>> start Exercise input

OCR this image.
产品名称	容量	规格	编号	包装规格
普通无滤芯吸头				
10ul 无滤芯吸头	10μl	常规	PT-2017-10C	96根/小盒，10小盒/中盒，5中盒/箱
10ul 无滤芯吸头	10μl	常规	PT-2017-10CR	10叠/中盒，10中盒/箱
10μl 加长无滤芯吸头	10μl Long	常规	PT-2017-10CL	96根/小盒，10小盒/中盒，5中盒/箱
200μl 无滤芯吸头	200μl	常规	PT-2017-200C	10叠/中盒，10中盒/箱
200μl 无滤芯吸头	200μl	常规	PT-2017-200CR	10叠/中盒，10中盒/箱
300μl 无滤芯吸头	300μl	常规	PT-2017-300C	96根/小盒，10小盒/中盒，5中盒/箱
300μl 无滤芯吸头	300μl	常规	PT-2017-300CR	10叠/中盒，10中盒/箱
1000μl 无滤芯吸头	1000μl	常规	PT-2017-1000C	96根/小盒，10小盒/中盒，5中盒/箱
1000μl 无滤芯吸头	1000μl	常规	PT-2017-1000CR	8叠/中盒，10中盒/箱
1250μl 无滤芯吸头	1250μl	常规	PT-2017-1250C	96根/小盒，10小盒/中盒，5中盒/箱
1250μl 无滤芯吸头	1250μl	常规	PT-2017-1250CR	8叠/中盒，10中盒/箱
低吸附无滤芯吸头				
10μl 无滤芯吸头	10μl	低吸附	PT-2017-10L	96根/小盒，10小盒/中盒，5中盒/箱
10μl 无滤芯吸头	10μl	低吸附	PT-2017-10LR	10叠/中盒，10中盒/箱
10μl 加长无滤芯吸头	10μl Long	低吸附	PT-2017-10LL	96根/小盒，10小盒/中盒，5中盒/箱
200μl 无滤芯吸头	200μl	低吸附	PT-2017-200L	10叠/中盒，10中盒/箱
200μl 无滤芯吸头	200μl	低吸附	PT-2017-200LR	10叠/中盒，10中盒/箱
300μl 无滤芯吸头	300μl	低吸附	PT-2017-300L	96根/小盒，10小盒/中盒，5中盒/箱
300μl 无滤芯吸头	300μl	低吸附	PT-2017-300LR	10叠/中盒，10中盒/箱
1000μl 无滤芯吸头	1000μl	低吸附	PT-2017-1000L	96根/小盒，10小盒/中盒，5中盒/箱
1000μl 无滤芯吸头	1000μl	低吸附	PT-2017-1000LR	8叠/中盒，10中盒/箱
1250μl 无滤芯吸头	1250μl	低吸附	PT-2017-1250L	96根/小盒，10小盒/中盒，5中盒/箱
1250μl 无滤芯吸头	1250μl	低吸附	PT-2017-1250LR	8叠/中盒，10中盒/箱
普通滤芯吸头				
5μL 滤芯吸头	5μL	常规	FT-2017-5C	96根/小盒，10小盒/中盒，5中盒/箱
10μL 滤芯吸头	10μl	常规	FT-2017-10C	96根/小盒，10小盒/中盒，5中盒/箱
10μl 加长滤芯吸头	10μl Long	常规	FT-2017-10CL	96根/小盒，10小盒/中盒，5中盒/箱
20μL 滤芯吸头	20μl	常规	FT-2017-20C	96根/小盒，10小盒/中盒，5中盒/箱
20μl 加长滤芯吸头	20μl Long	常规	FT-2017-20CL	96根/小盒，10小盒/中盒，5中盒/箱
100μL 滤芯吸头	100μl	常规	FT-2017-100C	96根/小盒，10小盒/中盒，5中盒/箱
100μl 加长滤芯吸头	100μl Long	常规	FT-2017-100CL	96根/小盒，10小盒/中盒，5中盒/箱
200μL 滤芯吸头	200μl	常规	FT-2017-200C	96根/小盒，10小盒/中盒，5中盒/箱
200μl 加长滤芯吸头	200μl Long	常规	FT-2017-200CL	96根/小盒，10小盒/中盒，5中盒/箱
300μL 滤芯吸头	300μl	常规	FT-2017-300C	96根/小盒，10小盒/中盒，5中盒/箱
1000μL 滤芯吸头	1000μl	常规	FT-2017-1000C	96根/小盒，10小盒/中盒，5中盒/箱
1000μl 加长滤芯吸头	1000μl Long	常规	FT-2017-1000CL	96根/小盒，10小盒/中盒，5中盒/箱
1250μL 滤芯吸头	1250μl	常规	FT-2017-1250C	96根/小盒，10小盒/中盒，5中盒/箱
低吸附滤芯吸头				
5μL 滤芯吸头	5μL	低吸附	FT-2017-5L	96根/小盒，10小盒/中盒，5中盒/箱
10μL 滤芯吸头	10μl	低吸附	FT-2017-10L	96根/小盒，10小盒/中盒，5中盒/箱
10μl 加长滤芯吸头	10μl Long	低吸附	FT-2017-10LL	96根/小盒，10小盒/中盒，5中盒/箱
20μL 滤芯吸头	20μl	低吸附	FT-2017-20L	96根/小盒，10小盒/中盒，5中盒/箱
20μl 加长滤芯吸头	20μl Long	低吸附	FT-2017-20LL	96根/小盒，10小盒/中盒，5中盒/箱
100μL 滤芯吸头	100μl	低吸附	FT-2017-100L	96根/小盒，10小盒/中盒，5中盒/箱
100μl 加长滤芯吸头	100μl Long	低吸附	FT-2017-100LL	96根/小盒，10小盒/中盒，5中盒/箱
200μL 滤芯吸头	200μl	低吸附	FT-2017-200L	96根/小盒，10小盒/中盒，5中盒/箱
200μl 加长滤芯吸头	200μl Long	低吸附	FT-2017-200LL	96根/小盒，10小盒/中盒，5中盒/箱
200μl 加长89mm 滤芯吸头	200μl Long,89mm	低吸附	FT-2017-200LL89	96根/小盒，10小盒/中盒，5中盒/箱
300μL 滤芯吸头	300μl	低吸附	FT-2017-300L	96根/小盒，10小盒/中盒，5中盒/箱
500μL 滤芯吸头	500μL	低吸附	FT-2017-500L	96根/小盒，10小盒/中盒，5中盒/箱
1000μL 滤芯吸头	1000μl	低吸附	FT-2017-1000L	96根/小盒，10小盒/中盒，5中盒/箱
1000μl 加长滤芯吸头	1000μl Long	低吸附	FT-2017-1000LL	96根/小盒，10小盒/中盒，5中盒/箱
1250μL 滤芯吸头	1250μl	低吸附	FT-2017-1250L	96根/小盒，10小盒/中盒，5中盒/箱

>> end Exercise input

== Problem to work on ==
All of the data must be returned exactly.

== Solution to the problem ==
OCR this image.
产品名称	容量	规格	编号	包装规格
普通无滤芯吸头				
10ul 无滤芯吸头	10μl	常规	PT-2017-10C	96根/小盒，10小盒/中盒，5中盒/箱
10ul 无滤芯吸头	10μl	常规	PT-2017-10CR	10叠/中盒，10中盒/箱
10μl 加长无滤芯吸头	10μl Long	常规	PT-2017-10CL	96根/小盒，10小盒/中盒，5中盒/箱
200μl 无滤芯吸头	200μl	常规	PT-2017-200C	10叠/中盒，10中盒/箱
200μl 无滤芯吸头	200μl	常规	PT-2017-200CR	10叠/中盒，10中盒/箱
300μl 无滤芯吸头	300μl	常规	PT-2017-300C	96根/小盒，10小盒/中盒，5中盒/箱
300μl 无滤芯吸头	300μl	常规	PT-2017-300CR	10叠/中盒，10中盒/箱
1000μl 无滤芯吸头	1000μl	常规	PT-2017-1000C	96根/小盒，10小盒/中盒，5中盒/箱
1000μl 无滤芯吸头	1000μl	常规	PT-2017-1000CR	8叠/中盒，10中盒/箱
1250μl 无滤芯吸头	1250μl	常规	PT-2017-1250C	96根/小盒，10小盒/中盒，5中盒/箱
1250μl 无滤芯吸头	1250μl	常规	PT-2017-1250CR	8叠/中盒，10中盒/箱
低吸附无滤芯吸头				
10μl 无滤芯吸头	10μl	低吸附	PT-2017-10L	96根/小盒，10小盒/中盒，5中盒/箱
10μl 无滤芯吸头	10μl	低吸附	PT-2017-10LR	10叠/中盒，10中盒/箱
10μl 加长无滤芯吸头	10μl Long	低吸附	PT-2017-10LL	96根/小盒，10小盒/中盒，5中盒/箱
200μl 无滤芯吸头	200μl	低吸附	PT-2017-200L	10叠/中盒，10中盒/箱
200μl 无滤芯吸头	200μl	低吸附	PT-2017-200LR	10叠/中盒，10中盒/箱
300μl 无滤芯吸头	300μl	低吸附	PT-2017-300L	96根/小盒，10小盒/中盒，5中盒/箱
300μl 无滤芯吸头	300μl	低吸附	PT-2017-300LR	10叠/中盒，10中盒/箱
1000μl 无滤芯吸头	1000μl	低吸附	PT-2017-1000L	96根/小盒，10小盒/中盒，5中盒/箱
1000μl 无滤芯吸头	1000μl	低吸附	PT-2017-1000LR	8叠/中盒，10中盒/箱
1250μl 无滤芯吸头	1250μl	低吸附	PT-2017-1250L	96根/小盒，10小盒/中盒，5中盒/箱
1250μl 无滤芯吸头	1250μl	低吸附	PT-2017-1250LR	8叠/中盒，10中盒/箱
普通滤芯吸头				
5μL 滤芯吸头	5μL	常规	FT-2017-5C	96根/小盒，10小盒/中盒，5中盒/箱
10μL 滤芯吸头	10μl	常规	FT-2017-10C	96根/小盒，10小盒/中盒，5中盒/箱
10μl 加长滤芯吸头	10μl Long	常规	FT-2017-10CL	96根/小盒，10小盒/中盒，5中盒/箱
20μL 滤芯吸头	20μl	常规	FT-2017-20C	96根/小盒，10小盒/中盒，5中盒/箱
20μl 加长滤芯吸头	20μl Long	常规	FT-2017-20CL	96根/小盒，10小盒/中盒，5中盒/箱
100μL 滤芯吸头	100μl	常规	FT-2017-100C	96根/小盒，10小盒/中盒，5中盒/箱
100μl 加长滤芯吸头	100μl Long	常规	FT-2017-100CL	96根/小盒，10小盒/中盒，5中盒/箱
200μL 滤芯吸头	200μl	常规	FT-2017-200C	96根/小盒，10小盒/中盒，5中盒/箱
200μl 加长滤芯吸头	200μl Long	常规	FT-2017-200CL	96根/小盒，10小盒/中盒，5中盒/箱
300μL 滤芯吸头	300μl	常规	FT-2017-300C	96根/小盒，10小盒/中盒，5中盒/箱
1000μL 滤芯吸头	1000μl	常规	FT-2017-1000C	96根/小盒，10小盒/中盒，5中盒/箱
1000μl 加长滤芯吸头	1000μl Long	常规	FT-2017-1000CL	96根/小盒，10小盒/中盒，5中盒/箱
1250μL 滤芯吸头	1250μl	常规	FT-2017-1250C	96根/小盒，10小盒/中盒，5中盒/箱
低吸附滤芯吸头				
5μL 滤芯吸头	5μL	低吸附	FT-2017-5L	96根/小盒，10小盒/中盒，5中盒/箱
10μL 滤芯吸头	10μl	低吸附	FT-2017-10L	96根/小盒，10小盒/中盒，5中盒/箱
10μl 加长滤芯吸头	10μl Long	低吸附	FT-2017-10LL	96根/小盒，10小盒/中盒，5中盒/箱
20μL 滤芯吸头	20μl	低吸附	FT-2017-20L	96根/小盒，10小盒/中盒，5中盒/箱
20μl 加长滤芯吸头	20μl Long	低吸附	FT-2017-20LL	96根/小盒，10小盒/中盒，5中盒/箱
100μL 滤芯吸头	100μl	低吸附	FT-2017-100L	96根/小盒，10小盒/中盒，5中盒/箱
100μl 加长滤芯吸头	100μl Long	低吸附	FT-2017-100LL	96根/小盒，10小盒/中盒，5中盒/箱
200μL 滤芯吸头	200μl	低吸附	FT-2017-200L	96根/小盒，10小盒/中盒，5中盒/箱
200μl 加长滤芯吸头	200μl Long	低吸附	FT-2017-200LL	96根/小盒，10小盒/中盒，5中盒/箱
200μl 加长89mm 滤芯吸头	200μl Long,89mm	低吸附	FT-2017-200LL89	96根/小盒，10小盒/中盒，5中盒/箱
300μL 滤芯吸头	300μl	低吸附	FT-2017-300L	96根/小盒，10小盒/中盒，5中盒/箱
500μL 滤芯吸头	500μL	低吸附	FT-2017-500L	96根/小盒，10小盒/中盒，5中盒/箱
1000μL 滤芯吸头	1000μl	低吸附	FT-2017-1000L	96根/小盒，10小盒/中盒，5中盒/箱
1000μl 加长滤芯吸头	1000μl Long	低吸附	FT-2017-1000LL	96根/小盒，10小盒/中盒，5中盒/箱
1250μL 滤芯吸头	1250μl	低吸附	FT-2017-1250L	96根/小盒，10小盒/中盒，5中盒/箱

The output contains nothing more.